*What is expected:* Your task is to reproduce the material exactly.

--- start of Task input ---

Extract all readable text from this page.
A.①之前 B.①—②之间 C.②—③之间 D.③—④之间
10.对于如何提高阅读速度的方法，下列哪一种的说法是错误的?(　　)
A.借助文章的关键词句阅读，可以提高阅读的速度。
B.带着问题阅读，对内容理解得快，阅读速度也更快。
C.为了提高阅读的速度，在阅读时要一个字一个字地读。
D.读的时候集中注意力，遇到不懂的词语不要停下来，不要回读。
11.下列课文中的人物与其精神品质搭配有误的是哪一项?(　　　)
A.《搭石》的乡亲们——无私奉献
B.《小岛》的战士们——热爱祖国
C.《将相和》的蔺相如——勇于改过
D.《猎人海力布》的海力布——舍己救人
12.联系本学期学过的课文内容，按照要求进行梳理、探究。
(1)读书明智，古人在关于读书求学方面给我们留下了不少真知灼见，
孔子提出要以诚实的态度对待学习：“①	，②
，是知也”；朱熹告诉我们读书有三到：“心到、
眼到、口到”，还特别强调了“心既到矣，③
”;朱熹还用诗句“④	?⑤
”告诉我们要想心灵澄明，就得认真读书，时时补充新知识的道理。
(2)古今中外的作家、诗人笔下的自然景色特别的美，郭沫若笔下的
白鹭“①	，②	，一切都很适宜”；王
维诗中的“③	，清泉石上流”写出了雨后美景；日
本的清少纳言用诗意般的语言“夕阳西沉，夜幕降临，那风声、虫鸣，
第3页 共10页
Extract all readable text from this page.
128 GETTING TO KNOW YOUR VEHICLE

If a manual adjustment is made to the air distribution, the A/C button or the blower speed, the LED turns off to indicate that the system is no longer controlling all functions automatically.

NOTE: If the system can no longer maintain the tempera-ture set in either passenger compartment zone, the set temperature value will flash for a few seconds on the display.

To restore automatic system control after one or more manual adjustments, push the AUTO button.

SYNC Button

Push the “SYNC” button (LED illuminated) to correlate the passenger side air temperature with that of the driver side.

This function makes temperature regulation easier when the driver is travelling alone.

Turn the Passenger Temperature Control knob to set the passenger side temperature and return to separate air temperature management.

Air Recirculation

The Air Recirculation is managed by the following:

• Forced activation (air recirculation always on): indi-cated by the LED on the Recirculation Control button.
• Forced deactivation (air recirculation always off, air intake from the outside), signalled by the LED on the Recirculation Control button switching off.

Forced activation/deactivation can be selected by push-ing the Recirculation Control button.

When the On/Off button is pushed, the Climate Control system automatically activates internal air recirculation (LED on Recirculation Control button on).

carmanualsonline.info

--- end of Task input ---

*Full answer:*
Extract all readable text from this page.
A.①之前 B.①—②之间 C.②—③之间 D.③—④之间
10.对于如何提高阅读速度的方法，下列哪一种的说法是错误的?(　　)
A.借助文章的关键词句阅读，可以提高阅读的速度。
B.带着问题阅读，对内容理解得快，阅读速度也更快。
C.为了提高阅读的速度，在阅读时要一个字一个字地读。
D.读的时候集中注意力，遇到不懂的词语不要停下来，不要回读。
11.下列课文中的人物与其精神品质搭配有误的是哪一项?(　　　)
A.《搭石》的乡亲们——无私奉献
B.《小岛》的战士们——热爱祖国
C.《将相和》的蔺相如——勇于改过
D.《猎人海力布》的海力布——舍己救人
12.联系本学期学过的课文内容，按照要求进行梳理、探究。
(1)读书明智，古人在关于读书求学方面给我们留下了不少真知灼见，
孔子提出要以诚实的态度对待学习：“①	，②
，是知也”；朱熹告诉我们读书有三到：“心到、
眼到、口到”，还特别强调了“心既到矣，③
”;朱熹还用诗句“④	?⑤
”告诉我们要想心灵澄明，就得认真读书，时时补充新知识的道理。
(2)古今中外的作家、诗人笔下的自然景色特别的美，郭沫若笔下的
白鹭“①	，②	，一切都很适宜”；王
维诗中的“③	，清泉石上流”写出了雨后美景；日
本的清少纳言用诗意般的语言“夕阳西沉，夜幕降临，那风声、虫鸣，
第3页 共10页
Extract all readable text from this page.
128 GETTING TO KNOW YOUR VEHICLE

If a manual adjustment is made to the air distribution, the A/C button or the blower speed, the LED turns off to indicate that the system is no longer controlling all functions automatically.

NOTE: If the system can no longer maintain the tempera-ture set in either passenger compartment zone, the set temperature value will flash for a few seconds on the display.

To restore automatic system control after one or more manual adjustments, push the AUTO button.

SYNC Button

Push the “SYNC” button (LED illuminated) to correlate the passenger side air temperature with that of the driver side.

This function makes temperature regulation easier when the driver is travelling alone.

Turn the Passenger Temperature Control knob to set the passenger side temperature and return to separate air temperature management.

Air Recirculation

The Air Recirculation is managed by the following:

• Forced activation (air recirculation always on): indi-cated by the LED on the Recirculation Control button.
• Forced deactivation (air recirculation always off, air intake from the outside), signalled by the LED on the Recirculation Control button switching off.

Forced activation/deactivation can be selected by push-ing the Recirculation Control button.

When the On/Off button is pushed, the Climate Control system automatically activates internal air recirculation (LED on Recirculation Control button on).

carmanualsonline.info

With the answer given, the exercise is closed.